◆ CHALLENGE ◆
Copy every line of the material below word for word.
==== SUPPLIED MATERIAL
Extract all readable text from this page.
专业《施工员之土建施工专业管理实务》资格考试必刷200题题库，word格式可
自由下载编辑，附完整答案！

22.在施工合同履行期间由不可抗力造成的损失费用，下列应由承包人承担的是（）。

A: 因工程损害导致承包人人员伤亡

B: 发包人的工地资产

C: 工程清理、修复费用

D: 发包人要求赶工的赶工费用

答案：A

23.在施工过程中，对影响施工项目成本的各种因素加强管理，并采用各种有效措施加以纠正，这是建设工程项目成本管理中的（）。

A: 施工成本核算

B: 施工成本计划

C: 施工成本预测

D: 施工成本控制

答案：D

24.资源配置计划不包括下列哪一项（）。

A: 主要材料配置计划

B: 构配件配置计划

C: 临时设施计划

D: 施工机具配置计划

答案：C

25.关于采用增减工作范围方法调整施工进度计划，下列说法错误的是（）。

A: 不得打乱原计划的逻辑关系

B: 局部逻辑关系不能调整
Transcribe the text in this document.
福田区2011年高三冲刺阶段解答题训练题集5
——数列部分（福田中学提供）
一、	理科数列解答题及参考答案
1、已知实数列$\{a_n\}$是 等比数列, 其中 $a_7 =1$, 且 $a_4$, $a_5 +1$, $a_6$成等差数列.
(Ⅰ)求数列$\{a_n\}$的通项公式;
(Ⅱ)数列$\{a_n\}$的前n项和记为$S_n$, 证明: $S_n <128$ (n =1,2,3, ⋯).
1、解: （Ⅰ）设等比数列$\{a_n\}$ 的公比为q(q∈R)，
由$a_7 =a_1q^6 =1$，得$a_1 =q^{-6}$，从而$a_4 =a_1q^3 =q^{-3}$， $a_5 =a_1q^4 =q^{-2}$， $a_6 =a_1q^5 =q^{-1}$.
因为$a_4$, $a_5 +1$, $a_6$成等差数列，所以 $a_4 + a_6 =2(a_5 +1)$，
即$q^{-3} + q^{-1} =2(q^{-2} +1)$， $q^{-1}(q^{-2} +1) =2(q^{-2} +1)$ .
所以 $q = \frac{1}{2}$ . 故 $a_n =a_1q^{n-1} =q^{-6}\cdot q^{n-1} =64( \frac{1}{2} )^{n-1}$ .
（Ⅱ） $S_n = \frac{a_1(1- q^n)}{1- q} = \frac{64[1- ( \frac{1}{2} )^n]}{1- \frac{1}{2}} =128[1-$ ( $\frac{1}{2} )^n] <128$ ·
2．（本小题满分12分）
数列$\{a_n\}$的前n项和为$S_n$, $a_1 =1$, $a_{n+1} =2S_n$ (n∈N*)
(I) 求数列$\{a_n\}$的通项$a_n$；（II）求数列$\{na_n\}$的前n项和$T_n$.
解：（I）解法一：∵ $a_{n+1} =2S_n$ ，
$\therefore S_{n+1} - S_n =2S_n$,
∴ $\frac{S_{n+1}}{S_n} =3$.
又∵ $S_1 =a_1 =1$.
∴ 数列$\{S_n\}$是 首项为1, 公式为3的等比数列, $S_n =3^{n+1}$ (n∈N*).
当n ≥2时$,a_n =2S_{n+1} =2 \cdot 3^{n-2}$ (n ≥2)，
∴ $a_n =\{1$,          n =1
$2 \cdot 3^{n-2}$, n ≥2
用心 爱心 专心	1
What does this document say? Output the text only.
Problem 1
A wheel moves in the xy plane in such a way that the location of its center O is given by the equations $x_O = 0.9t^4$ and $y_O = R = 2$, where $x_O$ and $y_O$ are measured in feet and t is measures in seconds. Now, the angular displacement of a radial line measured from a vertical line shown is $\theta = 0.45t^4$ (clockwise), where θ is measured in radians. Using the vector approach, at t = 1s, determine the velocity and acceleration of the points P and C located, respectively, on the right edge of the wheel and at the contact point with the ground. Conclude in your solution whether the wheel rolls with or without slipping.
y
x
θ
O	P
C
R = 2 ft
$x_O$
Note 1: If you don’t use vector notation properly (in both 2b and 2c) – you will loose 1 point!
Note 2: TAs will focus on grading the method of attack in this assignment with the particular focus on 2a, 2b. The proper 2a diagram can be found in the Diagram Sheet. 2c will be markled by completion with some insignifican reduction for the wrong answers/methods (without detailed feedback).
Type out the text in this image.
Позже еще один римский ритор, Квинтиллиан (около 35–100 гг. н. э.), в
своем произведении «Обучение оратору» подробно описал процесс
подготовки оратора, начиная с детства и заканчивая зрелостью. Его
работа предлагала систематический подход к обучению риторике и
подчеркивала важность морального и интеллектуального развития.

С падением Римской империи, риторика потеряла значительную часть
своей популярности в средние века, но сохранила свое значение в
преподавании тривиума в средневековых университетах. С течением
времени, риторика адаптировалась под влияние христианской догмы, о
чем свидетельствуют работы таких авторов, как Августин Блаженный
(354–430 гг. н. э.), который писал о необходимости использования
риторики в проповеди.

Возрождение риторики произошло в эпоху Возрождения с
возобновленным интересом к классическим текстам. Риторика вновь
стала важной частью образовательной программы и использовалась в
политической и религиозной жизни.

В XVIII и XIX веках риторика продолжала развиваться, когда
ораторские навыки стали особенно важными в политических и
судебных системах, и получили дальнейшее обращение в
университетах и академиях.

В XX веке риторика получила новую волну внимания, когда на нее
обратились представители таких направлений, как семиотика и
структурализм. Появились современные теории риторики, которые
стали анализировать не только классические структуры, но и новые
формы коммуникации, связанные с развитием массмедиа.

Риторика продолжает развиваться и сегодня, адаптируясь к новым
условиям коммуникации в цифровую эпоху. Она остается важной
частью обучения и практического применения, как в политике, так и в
========
◆ TASK RESPONSE ◆
Extract all readable text from this page.
专业《施工员之土建施工专业管理实务》资格考试必刷200题题库，word格式可
自由下载编辑，附完整答案！

22.在施工合同履行期间由不可抗力造成的损失费用，下列应由承包人承担的是（）。

A: 因工程损害导致承包人人员伤亡

B: 发包人的工地资产

C: 工程清理、修复费用

D: 发包人要求赶工的赶工费用

答案：A

23.在施工过程中，对影响施工项目成本的各种因素加强管理，并采用各种有效措施加以纠正，这是建设工程项目成本管理中的（）。

A: 施工成本核算

B: 施工成本计划

C: 施工成本预测

D: 施工成本控制

答案：D

24.资源配置计划不包括下列哪一项（）。

A: 主要材料配置计划

B: 构配件配置计划

C: 临时设施计划

D: 施工机具配置计划

答案：C

25.关于采用增减工作范围方法调整施工进度计划，下列说法错误的是（）。

A: 不得打乱原计划的逻辑关系

B: 局部逻辑关系不能调整
Transcribe the text in this document.
福田区2011年高三冲刺阶段解答题训练题集5
——数列部分（福田中学提供）
一、	理科数列解答题及参考答案
1、已知实数列$\{a_n\}$是 等比数列, 其中 $a_7 =1$, 且 $a_4$, $a_5 +1$, $a_6$成等差数列.
(Ⅰ)求数列$\{a_n\}$的通项公式;
(Ⅱ)数列$\{a_n\}$的前n项和记为$S_n$, 证明: $S_n <128$ (n =1,2,3, ⋯).
1、解: （Ⅰ）设等比数列$\{a_n\}$ 的公比为q(q∈R)，
由$a_7 =a_1q^6 =1$，得$a_1 =q^{-6}$，从而$a_4 =a_1q^3 =q^{-3}$， $a_5 =a_1q^4 =q^{-2}$， $a_6 =a_1q^5 =q^{-1}$.
因为$a_4$, $a_5 +1$, $a_6$成等差数列，所以 $a_4 + a_6 =2(a_5 +1)$，
即$q^{-3} + q^{-1} =2(q^{-2} +1)$， $q^{-1}(q^{-2} +1) =2(q^{-2} +1)$ .
所以 $q = \frac{1}{2}$ . 故 $a_n =a_1q^{n-1} =q^{-6}\cdot q^{n-1} =64( \frac{1}{2} )^{n-1}$ .
（Ⅱ） $S_n = \frac{a_1(1- q^n)}{1- q} = \frac{64[1- ( \frac{1}{2} )^n]}{1- \frac{1}{2}} =128[1-$ ( $\frac{1}{2} )^n] <128$ ·
2．（本小题满分12分）
数列$\{a_n\}$的前n项和为$S_n$, $a_1 =1$, $a_{n+1} =2S_n$ (n∈N*)
(I) 求数列$\{a_n\}$的通项$a_n$；（II）求数列$\{na_n\}$的前n项和$T_n$.
解：（I）解法一：∵ $a_{n+1} =2S_n$ ，
$\therefore S_{n+1} - S_n =2S_n$,
∴ $\frac{S_{n+1}}{S_n} =3$.
又∵ $S_1 =a_1 =1$.
∴ 数列$\{S_n\}$是 首项为1, 公式为3的等比数列, $S_n =3^{n+1}$ (n∈N*).
当n ≥2时$,a_n =2S_{n+1} =2 \cdot 3^{n-2}$ (n ≥2)，
∴ $a_n =\{1$,          n =1
$2 \cdot 3^{n-2}$, n ≥2
用心 爱心 专心	1
What does this document say? Output the text only.
Problem 1
A wheel moves in the xy plane in such a way that the location of its center O is given by the equations $x_O = 0.9t^4$ and $y_O = R = 2$, where $x_O$ and $y_O$ are measured in feet and t is measures in seconds. Now, the angular displacement of a radial line measured from a vertical line shown is $\theta = 0.45t^4$ (clockwise), where θ is measured in radians. Using the vector approach, at t = 1s, determine the velocity and acceleration of the points P and C located, respectively, on the right edge of the wheel and at the contact point with the ground. Conclude in your solution whether the wheel rolls with or without slipping.
y
x
θ
O	P
C
R = 2 ft
$x_O$
Note 1: If you don’t use vector notation properly (in both 2b and 2c) – you will loose 1 point!
Note 2: TAs will focus on grading the method of attack in this assignment with the particular focus on 2a, 2b. The proper 2a diagram can be found in the Diagram Sheet. 2c will be markled by completion with some insignifican reduction for the wrong answers/methods (without detailed feedback).
Type out the text in this image.
Позже еще один римский ритор, Квинтиллиан (около 35–100 гг. н. э.), в
своем произведении «Обучение оратору» подробно описал процесс
подготовки оратора, начиная с детства и заканчивая зрелостью. Его
работа предлагала систематический подход к обучению риторике и
подчеркивала важность морального и интеллектуального развития.

С падением Римской империи, риторика потеряла значительную часть
своей популярности в средние века, но сохранила свое значение в
преподавании тривиума в средневековых университетах. С течением
времени, риторика адаптировалась под влияние христианской догмы, о
чем свидетельствуют работы таких авторов, как Августин Блаженный
(354–430 гг. н. э.), который писал о необходимости использования
риторики в проповеди.

Возрождение риторики произошло в эпоху Возрождения с
возобновленным интересом к классическим текстам. Риторика вновь
стала важной частью образовательной программы и использовалась в
политической и религиозной жизни.

В XVIII и XIX веках риторика продолжала развиваться, когда
ораторские навыки стали особенно важными в политических и
судебных системах, и получили дальнейшее обращение в
университетах и академиях.

В XX веке риторика получила новую волну внимания, когда на нее
обратились представители таких направлений, как семиотика и
структурализм. Появились современные теории риторики, которые
стали анализировать не только классические структуры, но и новые
формы коммуникации, связанные с развитием массмедиа.

Риторика продолжает развиваться и сегодня, адаптируясь к новым
условиям коммуникации в цифровую эпоху. Она остается важной
частью обучения и практического применения, как в политике, так и в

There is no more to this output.